§ **WHAT IS REQUIRED**
Answer with a single number: how many lines in the listing below include "anterior"?

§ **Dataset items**
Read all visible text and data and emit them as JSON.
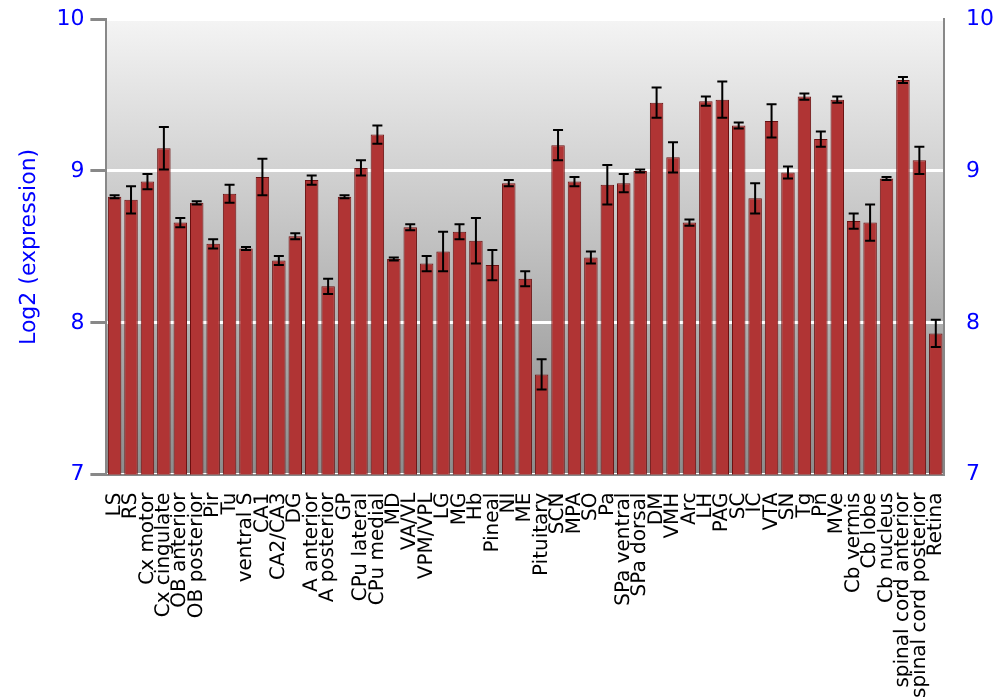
{
  "chart_data": {
    "type": "bar",
    "ylabel": "Log2 (expression)",
    "categories": [
      "LS",
      "RS",
      "Cx motor",
      "Cx cingulate",
      "OB anterior",
      "OB posterior",
      "Pir",
      "Tu",
      "ventral S",
      "CA1",
      "CA2/CA3",
      "DG",
      "A anterior",
      "A posterior",
      "GP",
      "CPu lateral",
      "CPu medial",
      "MD",
      "VA/VL",
      "VPM/VPL",
      "LG",
      "MG",
      "Hb",
      "Pineal",
      "NI",
      "ME",
      "Pituitary",
      "SCN",
      "MPA",
      "SO",
      "Pa",
      "SPa ventral",
      "SPa dorsal",
      "DM",
      "VMH",
      "Arc",
      "LH",
      "PAG",
      "SC",
      "IC",
      "VTA",
      "SN",
      "Tg",
      "Pn",
      "MVe",
      "Cb vermis",
      "Cb lobe",
      "Cb nucleus",
      "spinal cord anterior",
      "spinal cord posterior",
      "Retina"
    ],
    "values": [
      8.83,
      8.81,
      8.93,
      9.15,
      8.66,
      8.79,
      8.52,
      8.85,
      8.49,
      8.96,
      8.41,
      8.57,
      8.94,
      8.24,
      8.83,
      9.02,
      9.24,
      8.42,
      8.63,
      8.39,
      8.47,
      8.6,
      8.54,
      8.38,
      8.92,
      8.29,
      7.66,
      9.17,
      8.93,
      8.43,
      8.91,
      8.92,
      9.0,
      9.45,
      9.09,
      8.66,
      9.46,
      9.47,
      9.3,
      8.82,
      9.33,
      8.99,
      9.49,
      9.21,
      9.47,
      8.67,
      8.66,
      8.95,
      9.6,
      9.07,
      7.93
    ],
    "errors": [
      0.01,
      0.09,
      0.05,
      0.14,
      0.03,
      0.01,
      0.03,
      0.06,
      0.01,
      0.12,
      0.03,
      0.02,
      0.03,
      0.05,
      0.01,
      0.05,
      0.06,
      0.01,
      0.02,
      0.05,
      0.13,
      0.05,
      0.15,
      0.1,
      0.02,
      0.05,
      0.1,
      0.1,
      0.03,
      0.04,
      0.13,
      0.06,
      0.01,
      0.1,
      0.1,
      0.02,
      0.03,
      0.12,
      0.02,
      0.1,
      0.11,
      0.04,
      0.02,
      0.05,
      0.02,
      0.05,
      0.12,
      0.01,
      0.02,
      0.09,
      0.09
    ],
    "color": "#b03434",
    "ylim": [
      7,
      10
    ],
    "yticks": [
      7,
      8,
      9,
      10
    ],
    "y2lim": [
      7,
      10
    ],
    "y2ticks": [
      7,
      8,
      9,
      10
    ],
    "grid": "y"
  }
}
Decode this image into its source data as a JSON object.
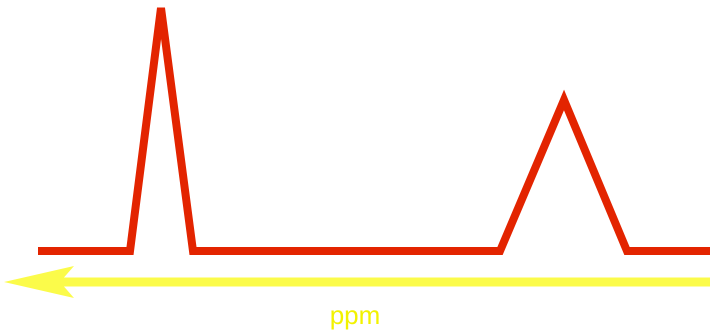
{
  "diagram": {
    "axis_label": "ppm",
    "colors": {
      "spectrum_line": "#e32400",
      "axis_arrow": "#fbfb4a",
      "axis_label": "#f2f200",
      "background": "#ffffff"
    },
    "icons": {
      "axis_arrow": "left-arrow-icon"
    }
  }
}
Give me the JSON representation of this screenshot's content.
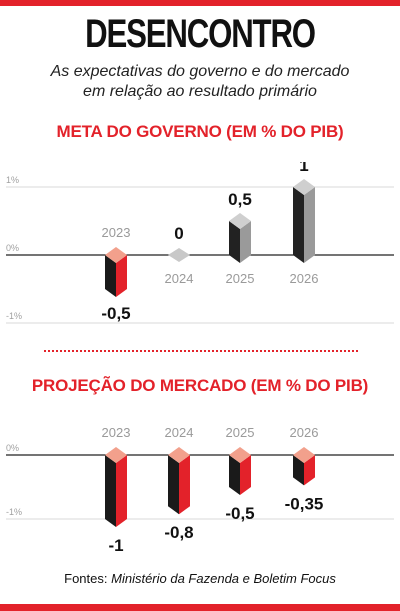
{
  "header": {
    "title": "DESENCONTRO",
    "subtitle_line1": "As expectativas do governo e do mercado",
    "subtitle_line2": "em relação ao resultado primário"
  },
  "footer": {
    "source_label": "Fontes:",
    "source_value": "Ministério da Fazenda e Boletim Focus"
  },
  "colors": {
    "accent": "#e3222a",
    "government_bar_front": "#222222",
    "government_bar_side": "#9a9a9a",
    "negative_bar_front": "#1a1a1a",
    "negative_bar_side": "#e3222a",
    "bar_top": "#f2a08c"
  },
  "chart_data": [
    {
      "type": "bar",
      "title": "META DO GOVERNO (EM % DO PIB)",
      "categories": [
        "2023",
        "2024",
        "2025",
        "2026"
      ],
      "values": [
        -0.5,
        0,
        0.5,
        1
      ],
      "value_labels": [
        "-0,5",
        "0",
        "0,5",
        "1"
      ],
      "y_ticks": [
        "1%",
        "0%",
        "-1%"
      ],
      "ylim": [
        -1,
        1
      ]
    },
    {
      "type": "bar",
      "title": "PROJEÇÃO DO MERCADO (EM % DO PIB)",
      "categories": [
        "2023",
        "2024",
        "2025",
        "2026"
      ],
      "values": [
        -1,
        -0.8,
        -0.5,
        -0.35
      ],
      "value_labels": [
        "-1",
        "-0,8",
        "-0,5",
        "-0,35"
      ],
      "y_ticks": [
        "0%",
        "-1%"
      ],
      "ylim": [
        -1,
        0
      ]
    }
  ]
}
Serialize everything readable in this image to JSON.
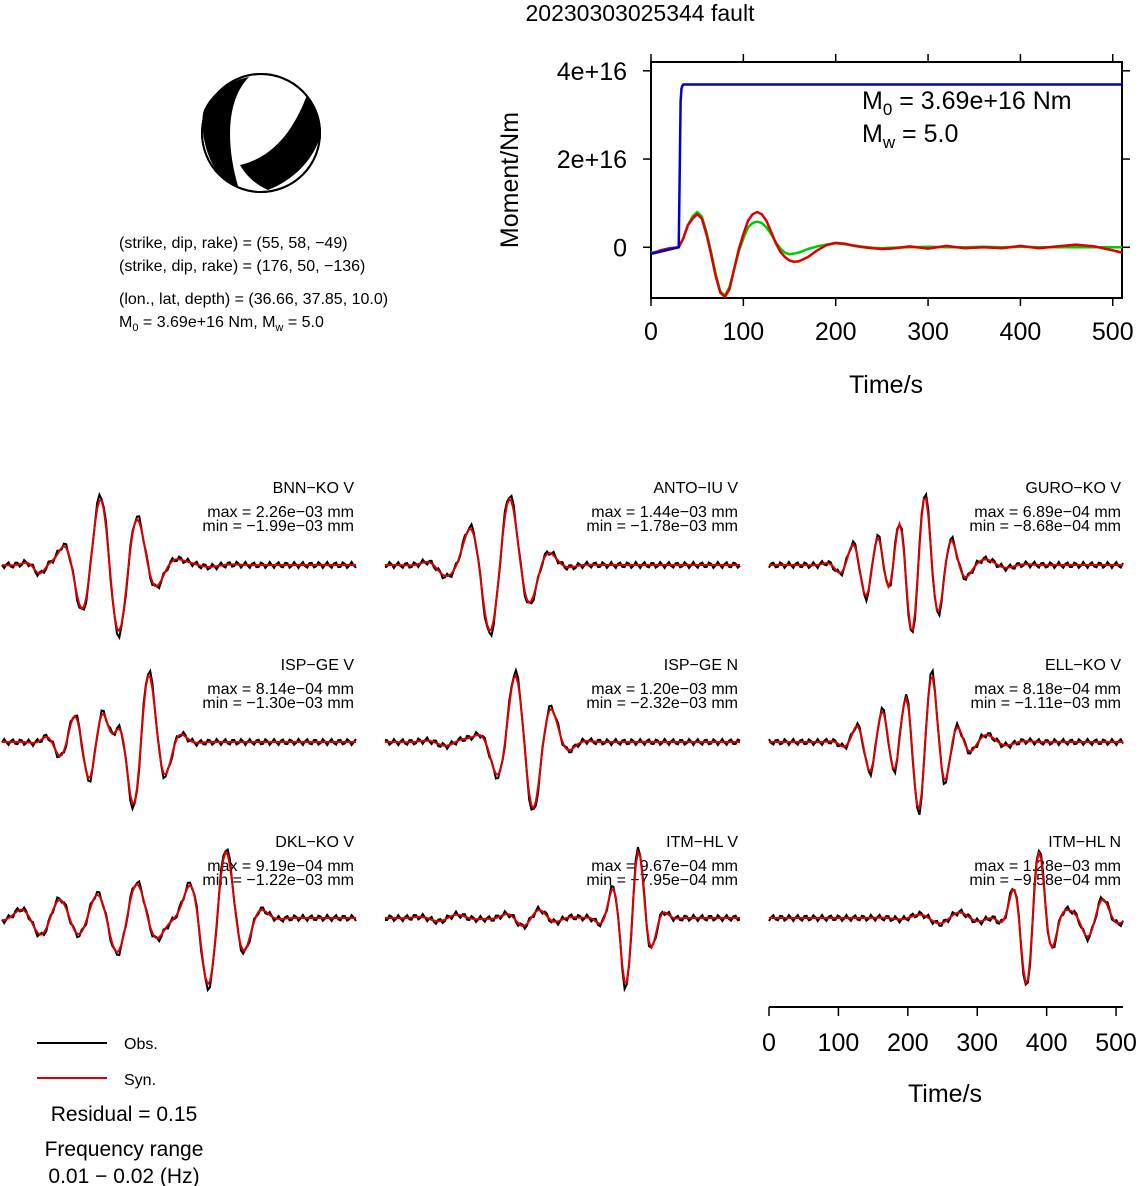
{
  "title": "20230303025344 fault",
  "mechanism": {
    "plane1": "(strike, dip, rake) = (55, 58, −49)",
    "plane2": "(strike, dip, rake) = (176, 50, −136)",
    "location": "(lon., lat, depth) = (36.66, 37.85, 10.0)",
    "moment_line": "M0 = 3.69e+16 Nm, Mw = 5.0",
    "moment_line_parts": {
      "m": "M",
      "m_sub": "0",
      "m_val": " = 3.69e+16 Nm, M",
      "w_sub": "w",
      "w_val": " = 5.0"
    },
    "beachball": {
      "strike": 55,
      "dip": 58,
      "rake": -49,
      "fill_color": "#000000"
    }
  },
  "chart_data": [
    {
      "type": "line",
      "title": "",
      "xlabel": "Time/s",
      "ylabel": "Moment/Nm",
      "xlim": [
        0,
        510
      ],
      "ylim": [
        -1.15e+16,
        4.2e+16
      ],
      "xticks": [
        0,
        100,
        200,
        300,
        400,
        500
      ],
      "xtick_labels": [
        "0",
        "100",
        "200",
        "300",
        "400",
        "500"
      ],
      "yticks": [
        0,
        2e+16,
        4e+16
      ],
      "ytick_labels": [
        "0",
        "2e+16",
        "4e+16"
      ],
      "annotation": {
        "m0_label": "M",
        "m0_sub": "0",
        "m0_text": " = 3.69e+16 Nm",
        "mw_label": "M",
        "mw_sub": "w",
        "mw_text": " = 5.0"
      },
      "series": [
        {
          "color": "#0000cc",
          "x": [
            0,
            30,
            31,
            32,
            33,
            34,
            35,
            36,
            510
          ],
          "y": [
            -1500000000000000.0,
            0,
            1.5e+16,
            3.3e+16,
            3.6e+16,
            3.66e+16,
            3.69e+16,
            3.69e+16,
            3.69e+16
          ]
        },
        {
          "color": "#00cc00",
          "x": [
            0,
            10,
            20,
            30,
            35,
            40,
            45,
            50,
            55,
            60,
            65,
            70,
            75,
            80,
            85,
            90,
            95,
            100,
            105,
            110,
            115,
            120,
            125,
            130,
            135,
            140,
            145,
            150,
            160,
            170,
            180,
            190,
            200,
            210,
            220,
            230,
            240,
            250,
            260,
            280,
            300,
            320,
            340,
            360,
            380,
            400,
            420,
            440,
            460,
            480,
            500,
            510
          ],
          "y": [
            -1200000000000000.0,
            -900000000000000.0,
            -400000000000000.0,
            0,
            2000000000000000.0,
            5000000000000000.0,
            7000000000000000.0,
            8000000000000000.0,
            7000000000000000.0,
            3500000000000000.0,
            -1000000000000000.0,
            -6000000000000000.0,
            -1e+16,
            -1.1e+16,
            -9000000000000000.0,
            -5000000000000000.0,
            -1000000000000000.0,
            2000000000000000.0,
            4500000000000000.0,
            5500000000000000.0,
            5800000000000000.0,
            5500000000000000.0,
            4500000000000000.0,
            3000000000000000.0,
            1200000000000000.0,
            -300000000000000.0,
            -1200000000000000.0,
            -1600000000000000.0,
            -1200000000000000.0,
            -400000000000000.0,
            200000000000000.0,
            600000000000000.0,
            900000000000000.0,
            700000000000000.0,
            400000000000000.0,
            100000000000000.0,
            -100000000000000.0,
            -200000000000000.0,
            -100000000000000.0,
            0,
            100000000000000.0,
            0,
            0,
            100000000000000.0,
            0,
            100000000000000.0,
            0,
            0,
            0,
            0,
            0,
            0
          ]
        },
        {
          "color": "#dd0000",
          "x": [
            0,
            10,
            20,
            30,
            35,
            40,
            45,
            50,
            55,
            60,
            65,
            70,
            75,
            80,
            85,
            90,
            95,
            100,
            105,
            110,
            115,
            120,
            125,
            130,
            135,
            140,
            145,
            150,
            155,
            160,
            170,
            180,
            190,
            200,
            210,
            220,
            230,
            240,
            250,
            260,
            280,
            300,
            320,
            340,
            360,
            380,
            400,
            420,
            440,
            460,
            480,
            500,
            510
          ],
          "y": [
            -1500000000000000.0,
            -700000000000000.0,
            -200000000000000.0,
            0,
            2000000000000000.0,
            5000000000000000.0,
            6500000000000000.0,
            7500000000000000.0,
            6500000000000000.0,
            3000000000000000.0,
            -1500000000000000.0,
            -6500000000000000.0,
            -1.03e+16,
            -1.12e+16,
            -9500000000000000.0,
            -5000000000000000.0,
            -500000000000000.0,
            3000000000000000.0,
            6000000000000000.0,
            7500000000000000.0,
            8000000000000000.0,
            7500000000000000.0,
            6000000000000000.0,
            3500000000000000.0,
            1000000000000000.0,
            -1000000000000000.0,
            -2200000000000000.0,
            -3000000000000000.0,
            -3300000000000000.0,
            -3200000000000000.0,
            -2200000000000000.0,
            -700000000000000.0,
            500000000000000.0,
            1000000000000000.0,
            800000000000000.0,
            300000000000000.0,
            0,
            -200000000000000.0,
            -400000000000000.0,
            -300000000000000.0,
            200000000000000.0,
            -300000000000000.0,
            300000000000000.0,
            -200000000000000.0,
            0,
            -200000000000000.0,
            300000000000000.0,
            -200000000000000.0,
            200000000000000.0,
            600000000000000.0,
            200000000000000.0,
            -700000000000000.0,
            -1200000000000000.0
          ]
        }
      ]
    }
  ],
  "waveforms": {
    "colors": {
      "obs": "#000000",
      "syn": "#dd0000"
    },
    "stations": [
      {
        "name": "BNN−KO V",
        "max": "max = 2.26e−03 mm",
        "min": "min = −1.99e−03 mm"
      },
      {
        "name": "ANTO−IU V",
        "max": "max = 1.44e−03 mm",
        "min": "min = −1.78e−03 mm"
      },
      {
        "name": "GURO−KO V",
        "max": "max = 6.89e−04 mm",
        "min": "min = −8.68e−04 mm"
      },
      {
        "name": "ISP−GE V",
        "max": "max = 8.14e−04 mm",
        "min": "min = −1.30e−03 mm"
      },
      {
        "name": "ISP−GE N",
        "max": "max = 1.20e−03 mm",
        "min": "min = −2.32e−03 mm"
      },
      {
        "name": "ELL−KO V",
        "max": "max = 8.18e−04 mm",
        "min": "min = −1.11e−03 mm"
      },
      {
        "name": "DKL−KO V",
        "max": "max = 9.19e−04 mm",
        "min": "min = −1.22e−03 mm"
      },
      {
        "name": "ITM−HL V",
        "max": "max = 9.67e−04 mm",
        "min": "min = −7.95e−04 mm"
      },
      {
        "name": "ITM−HL N",
        "max": "max = 1.28e−03 mm",
        "min": "min = −9.58e−04 mm"
      }
    ],
    "time_axis": {
      "xlabel": "Time/s",
      "xlim": [
        0,
        510
      ],
      "xticks": [
        0,
        100,
        200,
        300,
        400,
        500
      ],
      "xtick_labels": [
        "0",
        "100",
        "200",
        "300",
        "400",
        "500"
      ]
    }
  },
  "legend": {
    "obs_label": "Obs.",
    "syn_label": "Syn.",
    "residual": "Residual = 0.15",
    "freq_title": "Frequency range",
    "freq_value": "0.01 − 0.02 (Hz)"
  }
}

§ **TASK OUTPUT**
3